**SUPPLIED RECORDS**
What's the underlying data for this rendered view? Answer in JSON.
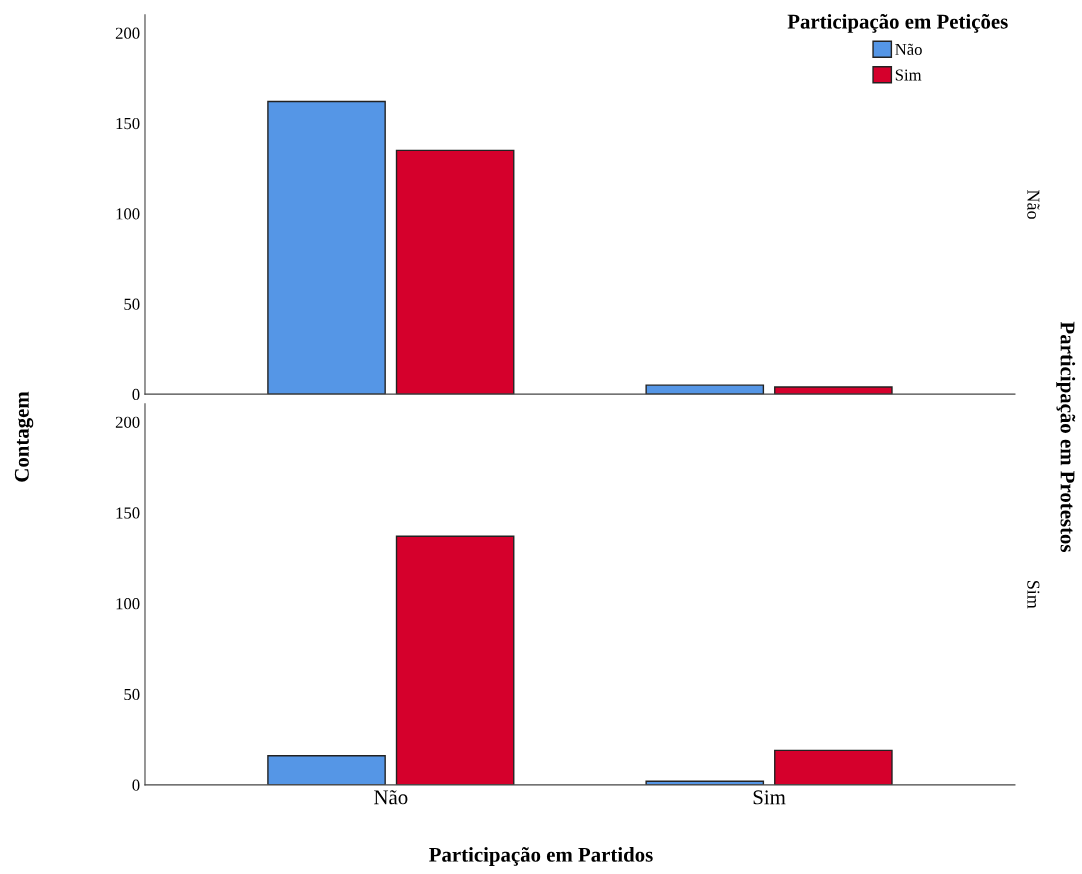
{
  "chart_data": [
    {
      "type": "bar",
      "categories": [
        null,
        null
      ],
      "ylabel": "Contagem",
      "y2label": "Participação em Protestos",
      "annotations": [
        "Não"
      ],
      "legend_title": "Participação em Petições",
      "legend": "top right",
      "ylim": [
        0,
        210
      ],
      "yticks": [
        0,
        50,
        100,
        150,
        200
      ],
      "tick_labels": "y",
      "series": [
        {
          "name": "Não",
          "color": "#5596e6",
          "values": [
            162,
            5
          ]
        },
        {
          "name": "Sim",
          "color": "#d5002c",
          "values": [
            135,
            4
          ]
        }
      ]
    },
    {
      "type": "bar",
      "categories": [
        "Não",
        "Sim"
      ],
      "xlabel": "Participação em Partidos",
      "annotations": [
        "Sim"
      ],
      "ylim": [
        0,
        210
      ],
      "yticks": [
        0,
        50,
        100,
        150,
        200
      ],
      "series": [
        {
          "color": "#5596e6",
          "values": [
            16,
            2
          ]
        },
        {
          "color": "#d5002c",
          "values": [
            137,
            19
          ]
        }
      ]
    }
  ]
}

**INSTRUCTIONS TO FOLLOW**
Copy every record above exactly, leaving out any pictures.

**SOLUTION TO THIS TASK**
What's the underlying data for this rendered view? Answer in JSON.
{
  "chart_data": [
    {
      "type": "bar",
      "categories": [
        null,
        null
      ],
      "ylabel": "Contagem",
      "y2label": "Participação em Protestos",
      "annotations": [
        "Não"
      ],
      "legend_title": "Participação em Petições",
      "legend": "top right",
      "ylim": [
        0,
        210
      ],
      "yticks": [
        0,
        50,
        100,
        150,
        200
      ],
      "tick_labels": "y",
      "series": [
        {
          "name": "Não",
          "color": "#5596e6",
          "values": [
            162,
            5
          ]
        },
        {
          "name": "Sim",
          "color": "#d5002c",
          "values": [
            135,
            4
          ]
        }
      ]
    },
    {
      "type": "bar",
      "categories": [
        "Não",
        "Sim"
      ],
      "xlabel": "Participação em Partidos",
      "annotations": [
        "Sim"
      ],
      "ylim": [
        0,
        210
      ],
      "yticks": [
        0,
        50,
        100,
        150,
        200
      ],
      "series": [
        {
          "color": "#5596e6",
          "values": [
            16,
            2
          ]
        },
        {
          "color": "#d5002c",
          "values": [
            137,
            19
          ]
        }
      ]
    }
  ]
}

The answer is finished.